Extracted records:

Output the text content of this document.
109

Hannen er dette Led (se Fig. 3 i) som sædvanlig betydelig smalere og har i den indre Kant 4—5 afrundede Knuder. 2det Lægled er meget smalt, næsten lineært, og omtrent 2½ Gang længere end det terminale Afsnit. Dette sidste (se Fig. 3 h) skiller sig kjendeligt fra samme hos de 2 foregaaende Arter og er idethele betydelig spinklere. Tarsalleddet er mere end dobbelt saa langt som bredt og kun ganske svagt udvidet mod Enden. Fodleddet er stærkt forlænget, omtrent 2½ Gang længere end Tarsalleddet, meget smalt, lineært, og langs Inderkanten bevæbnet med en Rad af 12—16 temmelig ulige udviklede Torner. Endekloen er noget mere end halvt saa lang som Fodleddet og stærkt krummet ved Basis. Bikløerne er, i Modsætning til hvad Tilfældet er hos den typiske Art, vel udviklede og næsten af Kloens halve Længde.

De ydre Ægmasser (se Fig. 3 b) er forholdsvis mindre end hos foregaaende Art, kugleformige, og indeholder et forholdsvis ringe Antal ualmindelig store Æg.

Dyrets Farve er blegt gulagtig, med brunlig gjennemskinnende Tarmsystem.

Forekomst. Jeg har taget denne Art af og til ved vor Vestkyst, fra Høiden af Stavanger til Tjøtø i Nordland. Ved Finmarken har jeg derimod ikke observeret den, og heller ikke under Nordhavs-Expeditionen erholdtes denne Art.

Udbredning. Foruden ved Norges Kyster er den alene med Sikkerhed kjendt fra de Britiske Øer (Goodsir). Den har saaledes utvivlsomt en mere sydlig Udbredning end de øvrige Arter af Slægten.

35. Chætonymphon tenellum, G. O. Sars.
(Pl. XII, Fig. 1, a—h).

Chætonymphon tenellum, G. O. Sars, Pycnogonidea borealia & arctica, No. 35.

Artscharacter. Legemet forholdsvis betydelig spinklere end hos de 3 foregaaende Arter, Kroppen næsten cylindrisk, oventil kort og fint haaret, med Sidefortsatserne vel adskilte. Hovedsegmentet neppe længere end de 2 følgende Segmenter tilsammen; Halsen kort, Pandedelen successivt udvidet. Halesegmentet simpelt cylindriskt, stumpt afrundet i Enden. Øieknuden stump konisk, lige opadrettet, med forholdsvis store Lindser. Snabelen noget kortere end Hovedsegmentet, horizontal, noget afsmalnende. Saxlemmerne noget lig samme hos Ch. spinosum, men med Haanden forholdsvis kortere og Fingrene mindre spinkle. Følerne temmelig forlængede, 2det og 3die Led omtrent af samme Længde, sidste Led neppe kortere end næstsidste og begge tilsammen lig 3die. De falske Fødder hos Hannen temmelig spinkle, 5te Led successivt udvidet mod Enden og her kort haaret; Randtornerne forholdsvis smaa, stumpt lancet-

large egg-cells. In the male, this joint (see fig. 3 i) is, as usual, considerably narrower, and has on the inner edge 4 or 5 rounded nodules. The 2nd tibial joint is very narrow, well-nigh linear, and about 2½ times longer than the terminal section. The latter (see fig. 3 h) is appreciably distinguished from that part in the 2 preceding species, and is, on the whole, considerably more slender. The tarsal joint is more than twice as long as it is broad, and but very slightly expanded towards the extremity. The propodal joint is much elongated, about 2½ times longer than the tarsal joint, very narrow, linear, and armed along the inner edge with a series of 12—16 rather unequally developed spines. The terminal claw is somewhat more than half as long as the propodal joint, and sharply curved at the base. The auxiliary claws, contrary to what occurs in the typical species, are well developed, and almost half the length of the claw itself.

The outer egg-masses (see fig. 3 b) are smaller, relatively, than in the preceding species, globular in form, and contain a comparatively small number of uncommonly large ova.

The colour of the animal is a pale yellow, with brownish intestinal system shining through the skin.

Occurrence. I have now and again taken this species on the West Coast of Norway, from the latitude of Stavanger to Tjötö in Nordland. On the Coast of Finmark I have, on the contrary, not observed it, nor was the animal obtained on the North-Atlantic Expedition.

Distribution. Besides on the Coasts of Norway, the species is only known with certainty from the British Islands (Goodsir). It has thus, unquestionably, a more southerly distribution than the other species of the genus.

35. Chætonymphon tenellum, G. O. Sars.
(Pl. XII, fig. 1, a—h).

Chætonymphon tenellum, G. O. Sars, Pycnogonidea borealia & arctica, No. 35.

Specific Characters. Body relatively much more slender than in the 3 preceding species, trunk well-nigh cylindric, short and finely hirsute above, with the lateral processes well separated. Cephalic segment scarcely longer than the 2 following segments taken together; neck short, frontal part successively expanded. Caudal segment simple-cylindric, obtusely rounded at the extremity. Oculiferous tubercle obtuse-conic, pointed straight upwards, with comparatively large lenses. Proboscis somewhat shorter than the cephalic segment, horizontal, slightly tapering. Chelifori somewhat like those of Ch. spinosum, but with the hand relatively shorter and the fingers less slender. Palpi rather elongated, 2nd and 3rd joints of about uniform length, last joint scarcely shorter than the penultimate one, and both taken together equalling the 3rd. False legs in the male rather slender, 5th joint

EXERCISE REQUIREMENTS:
Output all of the material exactly as written.

FULL OUTPUT:
Output the text content of this document.
109

Hannen er dette Led (se Fig. 3 i) som sædvanlig betydelig smalere og har i den indre Kant 4—5 afrundede Knuder. 2det Lægled er meget smalt, næsten lineært, og omtrent 2½ Gang længere end det terminale Afsnit. Dette sidste (se Fig. 3 h) skiller sig kjendeligt fra samme hos de 2 foregaaende Arter og er idethele betydelig spinklere. Tarsalleddet er mere end dobbelt saa langt som bredt og kun ganske svagt udvidet mod Enden. Fodleddet er stærkt forlænget, omtrent 2½ Gang længere end Tarsalleddet, meget smalt, lineært, og langs Inderkanten bevæbnet med en Rad af 12—16 temmelig ulige udviklede Torner. Endekloen er noget mere end halvt saa lang som Fodleddet og stærkt krummet ved Basis. Bikløerne er, i Modsætning til hvad Tilfældet er hos den typiske Art, vel udviklede og næsten af Kloens halve Længde.

De ydre Ægmasser (se Fig. 3 b) er forholdsvis mindre end hos foregaaende Art, kugleformige, og indeholder et forholdsvis ringe Antal ualmindelig store Æg.

Dyrets Farve er blegt gulagtig, med brunlig gjennemskinnende Tarmsystem.

Forekomst. Jeg har taget denne Art af og til ved vor Vestkyst, fra Høiden af Stavanger til Tjøtø i Nordland. Ved Finmarken har jeg derimod ikke observeret den, og heller ikke under Nordhavs-Expeditionen erholdtes denne Art.

Udbredning. Foruden ved Norges Kyster er den alene med Sikkerhed kjendt fra de Britiske Øer (Goodsir). Den har saaledes utvivlsomt en mere sydlig Udbredning end de øvrige Arter af Slægten.

35. Chætonymphon tenellum, G. O. Sars.
(Pl. XII, Fig. 1, a—h).

Chætonymphon tenellum, G. O. Sars, Pycnogonidea borealia & arctica, No. 35.

Artscharacter. Legemet forholdsvis betydelig spinklere end hos de 3 foregaaende Arter, Kroppen næsten cylindrisk, oventil kort og fint haaret, med Sidefortsatserne vel adskilte. Hovedsegmentet neppe længere end de 2 følgende Segmenter tilsammen; Halsen kort, Pandedelen successivt udvidet. Halesegmentet simpelt cylindriskt, stumpt afrundet i Enden. Øieknuden stump konisk, lige opadrettet, med forholdsvis store Lindser. Snabelen noget kortere end Hovedsegmentet, horizontal, noget afsmalnende. Saxlemmerne noget lig samme hos Ch. spinosum, men med Haanden forholdsvis kortere og Fingrene mindre spinkle. Følerne temmelig forlængede, 2det og 3die Led omtrent af samme Længde, sidste Led neppe kortere end næstsidste og begge tilsammen lig 3die. De falske Fødder hos Hannen temmelig spinkle, 5te Led successivt udvidet mod Enden og her kort haaret; Randtornerne forholdsvis smaa, stumpt lancet-

large egg-cells. In the male, this joint (see fig. 3 i) is, as usual, considerably narrower, and has on the inner edge 4 or 5 rounded nodules. The 2nd tibial joint is very narrow, well-nigh linear, and about 2½ times longer than the terminal section. The latter (see fig. 3 h) is appreciably distinguished from that part in the 2 preceding species, and is, on the whole, considerably more slender. The tarsal joint is more than twice as long as it is broad, and but very slightly expanded towards the extremity. The propodal joint is much elongated, about 2½ times longer than the tarsal joint, very narrow, linear, and armed along the inner edge with a series of 12—16 rather unequally developed spines. The terminal claw is somewhat more than half as long as the propodal joint, and sharply curved at the base. The auxiliary claws, contrary to what occurs in the typical species, are well developed, and almost half the length of the claw itself.

The outer egg-masses (see fig. 3 b) are smaller, relatively, than in the preceding species, globular in form, and contain a comparatively small number of uncommonly large ova.

The colour of the animal is a pale yellow, with brownish intestinal system shining through the skin.

Occurrence. I have now and again taken this species on the West Coast of Norway, from the latitude of Stavanger to Tjötö in Nordland. On the Coast of Finmark I have, on the contrary, not observed it, nor was the animal obtained on the North-Atlantic Expedition.

Distribution. Besides on the Coasts of Norway, the species is only known with certainty from the British Islands (Goodsir). It has thus, unquestionably, a more southerly distribution than the other species of the genus.

35. Chætonymphon tenellum, G. O. Sars.
(Pl. XII, fig. 1, a—h).

Chætonymphon tenellum, G. O. Sars, Pycnogonidea borealia & arctica, No. 35.

Specific Characters. Body relatively much more slender than in the 3 preceding species, trunk well-nigh cylindric, short and finely hirsute above, with the lateral processes well separated. Cephalic segment scarcely longer than the 2 following segments taken together; neck short, frontal part successively expanded. Caudal segment simple-cylindric, obtusely rounded at the extremity. Oculiferous tubercle obtuse-conic, pointed straight upwards, with comparatively large lenses. Proboscis somewhat shorter than the cephalic segment, horizontal, slightly tapering. Chelifori somewhat like those of Ch. spinosum, but with the hand relatively shorter and the fingers less slender. Palpi rather elongated, 2nd and 3rd joints of about uniform length, last joint scarcely shorter than the penultimate one, and both taken together equalling the 3rd. False legs in the male rather slender, 5th joint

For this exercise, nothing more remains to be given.